_DIRECTIONS_.
In the listing below, rename "Low-level cloud (percent)" to "Low cloud cover (%)" everywhere it appears, and leave every other line and word untouched.

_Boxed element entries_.

— Begin —

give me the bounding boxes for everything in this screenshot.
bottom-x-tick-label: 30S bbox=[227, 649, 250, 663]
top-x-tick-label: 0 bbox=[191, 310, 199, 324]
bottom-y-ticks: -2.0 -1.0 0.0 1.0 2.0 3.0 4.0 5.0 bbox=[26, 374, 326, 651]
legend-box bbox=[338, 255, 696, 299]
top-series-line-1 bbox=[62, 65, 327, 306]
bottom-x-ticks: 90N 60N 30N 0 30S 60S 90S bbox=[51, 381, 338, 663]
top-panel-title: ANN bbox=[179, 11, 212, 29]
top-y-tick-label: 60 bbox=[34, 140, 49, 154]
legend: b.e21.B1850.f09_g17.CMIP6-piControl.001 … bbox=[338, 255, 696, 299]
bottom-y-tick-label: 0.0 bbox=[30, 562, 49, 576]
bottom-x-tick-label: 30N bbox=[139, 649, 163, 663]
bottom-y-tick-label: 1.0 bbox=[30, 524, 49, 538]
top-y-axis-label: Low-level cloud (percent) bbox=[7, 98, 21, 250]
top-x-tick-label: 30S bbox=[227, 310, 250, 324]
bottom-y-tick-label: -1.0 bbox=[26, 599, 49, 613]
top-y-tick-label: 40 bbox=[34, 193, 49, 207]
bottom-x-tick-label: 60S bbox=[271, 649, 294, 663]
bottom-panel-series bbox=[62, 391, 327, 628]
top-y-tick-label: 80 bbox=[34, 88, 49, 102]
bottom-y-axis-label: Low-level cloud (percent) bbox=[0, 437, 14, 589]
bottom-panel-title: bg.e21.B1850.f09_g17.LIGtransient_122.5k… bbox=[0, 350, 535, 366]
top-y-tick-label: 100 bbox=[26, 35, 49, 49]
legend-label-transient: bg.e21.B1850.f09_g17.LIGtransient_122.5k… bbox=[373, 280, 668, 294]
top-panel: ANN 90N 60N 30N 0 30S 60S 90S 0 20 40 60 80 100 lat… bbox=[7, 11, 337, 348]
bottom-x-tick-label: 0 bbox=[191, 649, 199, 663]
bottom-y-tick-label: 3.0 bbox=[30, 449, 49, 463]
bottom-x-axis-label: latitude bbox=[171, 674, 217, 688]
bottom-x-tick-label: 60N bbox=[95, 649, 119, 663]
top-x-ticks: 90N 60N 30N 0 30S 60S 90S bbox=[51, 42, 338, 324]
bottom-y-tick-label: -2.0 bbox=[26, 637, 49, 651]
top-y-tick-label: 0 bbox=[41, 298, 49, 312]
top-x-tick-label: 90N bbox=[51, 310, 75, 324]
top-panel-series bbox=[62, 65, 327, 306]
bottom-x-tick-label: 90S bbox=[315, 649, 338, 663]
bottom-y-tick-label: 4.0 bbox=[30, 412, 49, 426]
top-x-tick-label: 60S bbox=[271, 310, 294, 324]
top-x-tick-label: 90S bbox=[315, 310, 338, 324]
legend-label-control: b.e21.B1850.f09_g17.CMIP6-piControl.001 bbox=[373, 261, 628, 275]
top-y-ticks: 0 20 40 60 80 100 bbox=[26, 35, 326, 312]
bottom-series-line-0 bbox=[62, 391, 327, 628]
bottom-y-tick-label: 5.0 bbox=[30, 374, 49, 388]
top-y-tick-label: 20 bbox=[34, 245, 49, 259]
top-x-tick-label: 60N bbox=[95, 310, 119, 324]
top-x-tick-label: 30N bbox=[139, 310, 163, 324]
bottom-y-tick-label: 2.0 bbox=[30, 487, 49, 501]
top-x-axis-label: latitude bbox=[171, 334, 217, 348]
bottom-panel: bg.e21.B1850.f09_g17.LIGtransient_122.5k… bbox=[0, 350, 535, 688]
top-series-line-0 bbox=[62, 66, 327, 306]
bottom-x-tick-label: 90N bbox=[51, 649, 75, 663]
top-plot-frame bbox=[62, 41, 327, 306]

— End —

_RESPONSE_.
give me the bounding boxes for everything in this screenshot.
bottom-x-tick-label: 30S bbox=[227, 649, 250, 663]
top-x-tick-label: 0 bbox=[191, 310, 199, 324]
bottom-y-ticks: -2.0 -1.0 0.0 1.0 2.0 3.0 4.0 5.0 bbox=[26, 374, 326, 651]
legend-box bbox=[338, 255, 696, 299]
top-series-line-1 bbox=[62, 65, 327, 306]
bottom-x-ticks: 90N 60N 30N 0 30S 60S 90S bbox=[51, 381, 338, 663]
top-panel-title: ANN bbox=[179, 11, 212, 29]
top-y-tick-label: 60 bbox=[34, 140, 49, 154]
legend: b.e21.B1850.f09_g17.CMIP6-piControl.001 … bbox=[338, 255, 696, 299]
bottom-y-tick-label: 0.0 bbox=[30, 562, 49, 576]
bottom-x-tick-label: 30N bbox=[139, 649, 163, 663]
bottom-y-tick-label: 1.0 bbox=[30, 524, 49, 538]
top-y-axis-label: Low cloud cover (%) bbox=[7, 98, 21, 250]
top-x-tick-label: 30S bbox=[227, 310, 250, 324]
bottom-y-tick-label: -1.0 bbox=[26, 599, 49, 613]
top-y-tick-label: 40 bbox=[34, 193, 49, 207]
bottom-x-tick-label: 60S bbox=[271, 649, 294, 663]
bottom-panel-series bbox=[62, 391, 327, 628]
top-y-tick-label: 80 bbox=[34, 88, 49, 102]
bottom-y-axis-label: Low cloud cover (%) bbox=[0, 437, 14, 589]
bottom-panel-title: bg.e21.B1850.f09_g17.LIGtransient_122.5k… bbox=[0, 350, 535, 366]
top-y-tick-label: 100 bbox=[26, 35, 49, 49]
legend-label-transient: bg.e21.B1850.f09_g17.LIGtransient_122.5k… bbox=[373, 280, 668, 294]
top-panel: ANN 90N 60N 30N 0 30S 60S 90S 0 20 40 60 80 100 lat… bbox=[7, 11, 337, 348]
bottom-x-tick-label: 0 bbox=[191, 649, 199, 663]
bottom-y-tick-label: 3.0 bbox=[30, 449, 49, 463]
bottom-x-axis-label: latitude bbox=[171, 674, 217, 688]
bottom-x-tick-label: 60N bbox=[95, 649, 119, 663]
top-x-ticks: 90N 60N 30N 0 30S 60S 90S bbox=[51, 42, 338, 324]
bottom-y-tick-label: -2.0 bbox=[26, 637, 49, 651]
top-y-tick-label: 0 bbox=[41, 298, 49, 312]
top-x-tick-label: 90N bbox=[51, 310, 75, 324]
top-panel-series bbox=[62, 65, 327, 306]
bottom-x-tick-label: 90S bbox=[315, 649, 338, 663]
bottom-y-tick-label: 4.0 bbox=[30, 412, 49, 426]
top-x-tick-label: 60S bbox=[271, 310, 294, 324]
top-x-tick-label: 90S bbox=[315, 310, 338, 324]
legend-label-control: b.e21.B1850.f09_g17.CMIP6-piControl.001 bbox=[373, 261, 628, 275]
top-y-ticks: 0 20 40 60 80 100 bbox=[26, 35, 326, 312]
bottom-series-line-0 bbox=[62, 391, 327, 628]
bottom-y-tick-label: 5.0 bbox=[30, 374, 49, 388]
top-y-tick-label: 20 bbox=[34, 245, 49, 259]
top-x-tick-label: 60N bbox=[95, 310, 119, 324]
top-x-tick-label: 30N bbox=[139, 310, 163, 324]
bottom-y-tick-label: 2.0 bbox=[30, 487, 49, 501]
top-x-axis-label: latitude bbox=[171, 334, 217, 348]
bottom-panel: bg.e21.B1850.f09_g17.LIGtransient_122.5k… bbox=[0, 350, 535, 688]
top-series-line-0 bbox=[62, 66, 327, 306]
bottom-x-tick-label: 90N bbox=[51, 649, 75, 663]
top-plot-frame bbox=[62, 41, 327, 306]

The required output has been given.